───── Rows ─────
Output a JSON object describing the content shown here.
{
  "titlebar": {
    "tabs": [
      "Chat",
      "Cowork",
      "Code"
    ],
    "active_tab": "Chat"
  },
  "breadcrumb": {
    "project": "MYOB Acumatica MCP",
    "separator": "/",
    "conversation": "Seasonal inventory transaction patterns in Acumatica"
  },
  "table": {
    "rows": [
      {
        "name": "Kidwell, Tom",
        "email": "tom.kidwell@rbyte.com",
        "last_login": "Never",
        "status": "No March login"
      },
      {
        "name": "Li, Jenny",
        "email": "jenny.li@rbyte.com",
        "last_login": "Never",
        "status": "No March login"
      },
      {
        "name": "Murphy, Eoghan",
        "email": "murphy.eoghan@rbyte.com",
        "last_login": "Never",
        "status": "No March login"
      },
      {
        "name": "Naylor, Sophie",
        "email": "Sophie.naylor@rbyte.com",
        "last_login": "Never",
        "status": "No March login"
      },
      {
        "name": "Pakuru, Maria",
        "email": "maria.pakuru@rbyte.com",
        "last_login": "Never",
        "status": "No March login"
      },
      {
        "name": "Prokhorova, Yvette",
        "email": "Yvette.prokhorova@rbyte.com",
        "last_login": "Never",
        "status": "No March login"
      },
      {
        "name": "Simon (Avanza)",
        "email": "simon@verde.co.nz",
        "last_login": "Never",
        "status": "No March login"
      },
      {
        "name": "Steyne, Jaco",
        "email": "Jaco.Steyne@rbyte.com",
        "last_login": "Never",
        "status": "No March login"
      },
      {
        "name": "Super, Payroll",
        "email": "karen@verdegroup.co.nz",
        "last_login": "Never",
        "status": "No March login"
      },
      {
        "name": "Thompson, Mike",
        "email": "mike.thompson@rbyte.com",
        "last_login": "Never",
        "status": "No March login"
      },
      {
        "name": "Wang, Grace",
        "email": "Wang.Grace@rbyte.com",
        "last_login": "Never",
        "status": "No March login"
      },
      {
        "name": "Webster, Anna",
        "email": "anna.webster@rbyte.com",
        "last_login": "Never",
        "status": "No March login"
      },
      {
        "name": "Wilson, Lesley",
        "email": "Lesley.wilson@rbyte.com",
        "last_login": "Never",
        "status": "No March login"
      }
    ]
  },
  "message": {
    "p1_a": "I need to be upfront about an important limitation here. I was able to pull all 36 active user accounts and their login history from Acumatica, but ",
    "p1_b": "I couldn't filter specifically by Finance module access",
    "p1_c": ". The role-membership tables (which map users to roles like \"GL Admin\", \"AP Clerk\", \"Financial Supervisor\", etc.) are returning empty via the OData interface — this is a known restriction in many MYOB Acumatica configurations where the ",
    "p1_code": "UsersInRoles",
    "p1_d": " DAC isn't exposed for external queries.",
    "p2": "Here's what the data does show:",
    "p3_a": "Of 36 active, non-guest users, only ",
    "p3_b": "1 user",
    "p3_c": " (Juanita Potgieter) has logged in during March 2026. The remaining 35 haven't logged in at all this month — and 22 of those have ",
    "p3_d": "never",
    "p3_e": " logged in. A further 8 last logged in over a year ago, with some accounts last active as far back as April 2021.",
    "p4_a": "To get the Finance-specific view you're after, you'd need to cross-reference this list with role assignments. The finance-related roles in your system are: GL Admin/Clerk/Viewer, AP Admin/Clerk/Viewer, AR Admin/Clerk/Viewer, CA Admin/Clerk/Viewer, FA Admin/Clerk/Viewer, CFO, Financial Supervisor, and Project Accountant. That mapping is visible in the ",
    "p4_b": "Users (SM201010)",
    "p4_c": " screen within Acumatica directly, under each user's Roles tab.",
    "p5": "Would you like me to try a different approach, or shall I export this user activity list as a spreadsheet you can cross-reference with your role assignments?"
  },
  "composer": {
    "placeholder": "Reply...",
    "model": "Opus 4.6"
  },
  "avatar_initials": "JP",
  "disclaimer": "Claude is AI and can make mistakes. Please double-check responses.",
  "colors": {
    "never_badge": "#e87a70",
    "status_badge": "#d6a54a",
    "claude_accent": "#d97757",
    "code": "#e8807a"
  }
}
─────
— Set problem —
Point out every line holding the string "list" and copy it.

— Response to this exercise —
    "p4_a": "To get the Finance-specific view you're after, you'd need to cross-reference this list with role assignments. The finance-related roles in your system are: GL Admin/Clerk/Viewer, AP Admin/Clerk/Viewer, AR Admin/Clerk/Viewer, CA Admin/Clerk/Viewer, FA Admin/Clerk/Viewer, CFO, Financial Supervisor, and Project Accountant. That mapping is visible in the ",
    "p5": "Would you like me to try a different approach, or shall I export this user activity list as a spreadsheet you can cross-reference with your role assignments?"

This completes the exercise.